**** Page text

To promote and ensure gender responsiveness within media houses and the journalistic endeavours, National Commission on the Status of Women (NCSW) on Thursday launched Pakistan Women Media Complaint Cell (PWMCC).

 

Initially, the PWMCC will start functioning from March 1, 2014 on trial basis for three months. The project, a joint venture with Uks, might be extended afterwards.

 

The PWMCC will use Gender Sensitive Code of Ethics designed for this activity as the guideline. The cell will be an independent body that hears the concerns or complaints of the public against the print and electronic news media. The cell will also be responsible for the self-regulation of the news media through the Gender Sensitive Code of Ethics for Media.

 

“The cell will not be entitled to deal with a complaint or impose any penalty or adjudicate compensation in an issue that is sub-judice in a court of law. It will mainly be a pressure group that would try to check media for their public responsibilities,” said Executive Director Uks Resesrch Centre Tasneem Ahmer.

 

The decisions and findings of the cell will be published/broadcast. The publisher or broadcaster found to be in breach of the Code will have an obligation to publish or broadcast the relevant decision.

 

The Cell will be divided into two committees namely Media Committee and Public Committee. Renowned personalities from media and civil society are part of the Cell whereas Khawar Mumtaz, Chairperson NCSW will be the overall Chairperson of the committees.

 

The Media Ethic Committee will review the Code of Media Ethics periodically. The Committee will take account of public and Parliamentary comment as well as reports from the Pakistan Women Media Complaints Cell itself.

 

The cell is established with active collaboration of various public sector universities and students who have volunteered for the Cell. The Complainant will be asked to write to directly to the editor or director news and in case of unsatisfactory answer or no reply; the complainant may contact PWMCC Cell through helpline.

********
**** Data

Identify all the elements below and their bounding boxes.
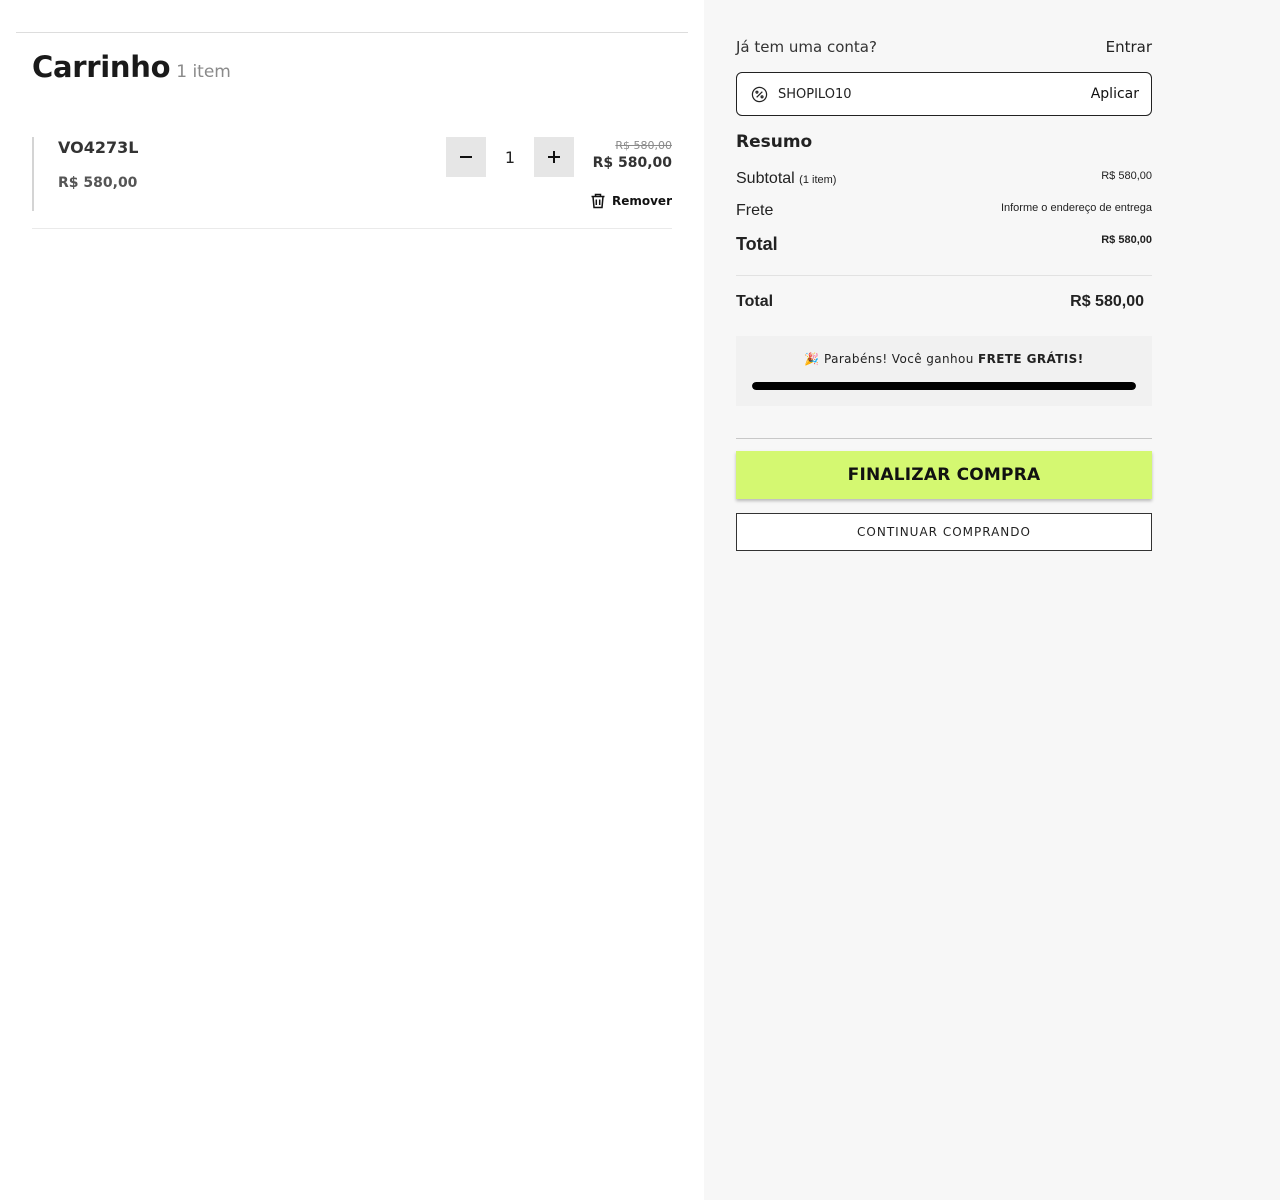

********

• _What to work on_
In the article on the Pakistan Women Media Complaint Cell, on what date will the cell begin functioning, and for how long is the trial period?

• _Problem solution_
It will begin functioning on March 1, 2014, on a trial basis for three months.